TASK STATEMENT: Transcribe the records below exactly.

========================================

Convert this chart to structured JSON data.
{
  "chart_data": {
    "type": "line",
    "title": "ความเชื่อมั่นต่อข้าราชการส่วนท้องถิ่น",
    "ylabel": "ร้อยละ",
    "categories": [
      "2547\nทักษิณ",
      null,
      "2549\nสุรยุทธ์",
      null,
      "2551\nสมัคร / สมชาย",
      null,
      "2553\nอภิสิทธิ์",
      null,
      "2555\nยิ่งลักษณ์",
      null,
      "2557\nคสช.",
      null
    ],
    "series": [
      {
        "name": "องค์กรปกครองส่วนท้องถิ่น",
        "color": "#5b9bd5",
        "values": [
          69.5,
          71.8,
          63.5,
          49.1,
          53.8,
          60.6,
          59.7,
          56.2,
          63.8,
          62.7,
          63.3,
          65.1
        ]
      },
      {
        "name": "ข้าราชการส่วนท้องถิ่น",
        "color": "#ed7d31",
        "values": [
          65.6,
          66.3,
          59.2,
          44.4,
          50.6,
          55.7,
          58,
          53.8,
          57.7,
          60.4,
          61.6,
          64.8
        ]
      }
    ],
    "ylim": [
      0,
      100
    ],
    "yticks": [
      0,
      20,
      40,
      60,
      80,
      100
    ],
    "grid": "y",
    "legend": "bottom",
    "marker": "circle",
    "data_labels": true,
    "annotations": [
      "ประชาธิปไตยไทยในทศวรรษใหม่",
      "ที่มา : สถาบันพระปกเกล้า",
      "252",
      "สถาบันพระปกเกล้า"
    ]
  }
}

========================================

CORRECT RESULT:
Convert this chart to structured JSON data.
{
  "chart_data": {
    "type": "line",
    "title": "ความเชื่อมั่นต่อข้าราชการส่วนท้องถิ่น",
    "ylabel": "ร้อยละ",
    "categories": [
      "2547\nทักษิณ",
      null,
      "2549\nสุรยุทธ์",
      null,
      "2551\nสมัคร / สมชาย",
      null,
      "2553\nอภิสิทธิ์",
      null,
      "2555\nยิ่งลักษณ์",
      null,
      "2557\nคสช.",
      null
    ],
    "series": [
      {
        "name": "องค์กรปกครองส่วนท้องถิ่น",
        "color": "#5b9bd5",
        "values": [
          69.5,
          71.8,
          63.5,
          49.1,
          53.8,
          60.6,
          59.7,
          56.2,
          63.8,
          62.7,
          63.3,
          65.1
        ]
      },
      {
        "name": "ข้าราชการส่วนท้องถิ่น",
        "color": "#ed7d31",
        "values": [
          65.6,
          66.3,
          59.2,
          44.4,
          50.6,
          55.7,
          58,
          53.8,
          57.7,
          60.4,
          61.6,
          64.8
        ]
      }
    ],
    "ylim": [
      0,
      100
    ],
    "yticks": [
      0,
      20,
      40,
      60,
      80,
      100
    ],
    "grid": "y",
    "legend": "bottom",
    "marker": "circle",
    "data_labels": true,
    "annotations": [
      "ประชาธิปไตยไทยในทศวรรษใหม่",
      "ที่มา : สถาบันพระปกเกล้า",
      "252",
      "สถาบันพระปกเกล้า"
    ]
  }
}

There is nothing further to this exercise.